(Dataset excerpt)
━━━━━━━━━━━━━━━━━━━━━━━━━━━━━━
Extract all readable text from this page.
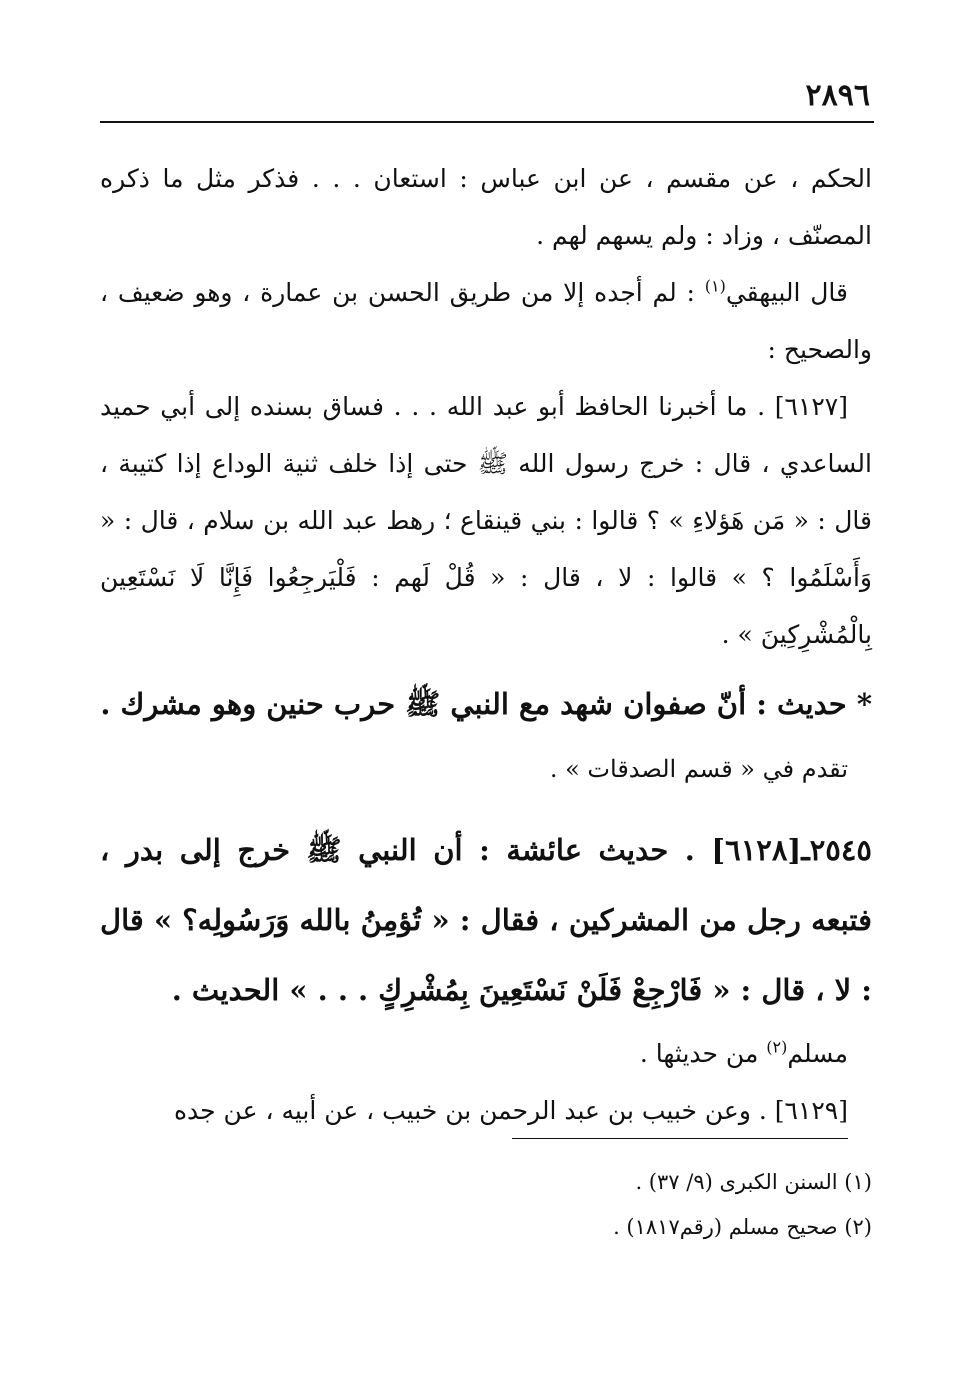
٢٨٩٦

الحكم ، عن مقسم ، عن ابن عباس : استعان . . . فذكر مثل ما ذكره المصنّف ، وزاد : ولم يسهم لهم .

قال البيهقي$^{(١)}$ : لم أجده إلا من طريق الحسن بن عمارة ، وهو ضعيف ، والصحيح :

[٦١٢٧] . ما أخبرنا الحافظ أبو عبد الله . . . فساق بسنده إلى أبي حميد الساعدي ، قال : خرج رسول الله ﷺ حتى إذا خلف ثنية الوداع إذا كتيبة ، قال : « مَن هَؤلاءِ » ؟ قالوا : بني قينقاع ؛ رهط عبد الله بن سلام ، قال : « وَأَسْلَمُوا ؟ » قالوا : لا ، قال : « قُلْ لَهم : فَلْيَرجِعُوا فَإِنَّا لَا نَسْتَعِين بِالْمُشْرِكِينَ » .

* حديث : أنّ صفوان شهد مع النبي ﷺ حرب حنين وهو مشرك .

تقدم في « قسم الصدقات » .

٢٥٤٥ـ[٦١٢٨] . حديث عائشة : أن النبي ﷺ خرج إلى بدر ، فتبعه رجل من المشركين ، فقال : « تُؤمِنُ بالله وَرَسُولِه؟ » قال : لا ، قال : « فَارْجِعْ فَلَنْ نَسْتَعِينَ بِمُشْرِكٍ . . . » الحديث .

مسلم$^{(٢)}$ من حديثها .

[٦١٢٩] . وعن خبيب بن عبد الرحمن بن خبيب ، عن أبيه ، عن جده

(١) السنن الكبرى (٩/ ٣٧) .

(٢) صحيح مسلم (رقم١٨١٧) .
━━━━━━━━━━━━━━━━━━━━━━━━━━━━━━
▶ **Task description**:
All of the data needs repeating exactly, but the pictures do not.

▶ **Response to the exercise**:
Extract all readable text from this page.
٢٨٩٦

الحكم ، عن مقسم ، عن ابن عباس : استعان . . . فذكر مثل ما ذكره المصنّف ، وزاد : ولم يسهم لهم .

قال البيهقي$^{(١)}$ : لم أجده إلا من طريق الحسن بن عمارة ، وهو ضعيف ، والصحيح :

[٦١٢٧] . ما أخبرنا الحافظ أبو عبد الله . . . فساق بسنده إلى أبي حميد الساعدي ، قال : خرج رسول الله ﷺ حتى إذا خلف ثنية الوداع إذا كتيبة ، قال : « مَن هَؤلاءِ » ؟ قالوا : بني قينقاع ؛ رهط عبد الله بن سلام ، قال : « وَأَسْلَمُوا ؟ » قالوا : لا ، قال : « قُلْ لَهم : فَلْيَرجِعُوا فَإِنَّا لَا نَسْتَعِين بِالْمُشْرِكِينَ » .

* حديث : أنّ صفوان شهد مع النبي ﷺ حرب حنين وهو مشرك .

تقدم في « قسم الصدقات » .

٢٥٤٥ـ[٦١٢٨] . حديث عائشة : أن النبي ﷺ خرج إلى بدر ، فتبعه رجل من المشركين ، فقال : « تُؤمِنُ بالله وَرَسُولِه؟ » قال : لا ، قال : « فَارْجِعْ فَلَنْ نَسْتَعِينَ بِمُشْرِكٍ . . . » الحديث .

مسلم$^{(٢)}$ من حديثها .

[٦١٢٩] . وعن خبيب بن عبد الرحمن بن خبيب ، عن أبيه ، عن جده

(١) السنن الكبرى (٩/ ٣٧) .

(٢) صحيح مسلم (رقم١٨١٧) .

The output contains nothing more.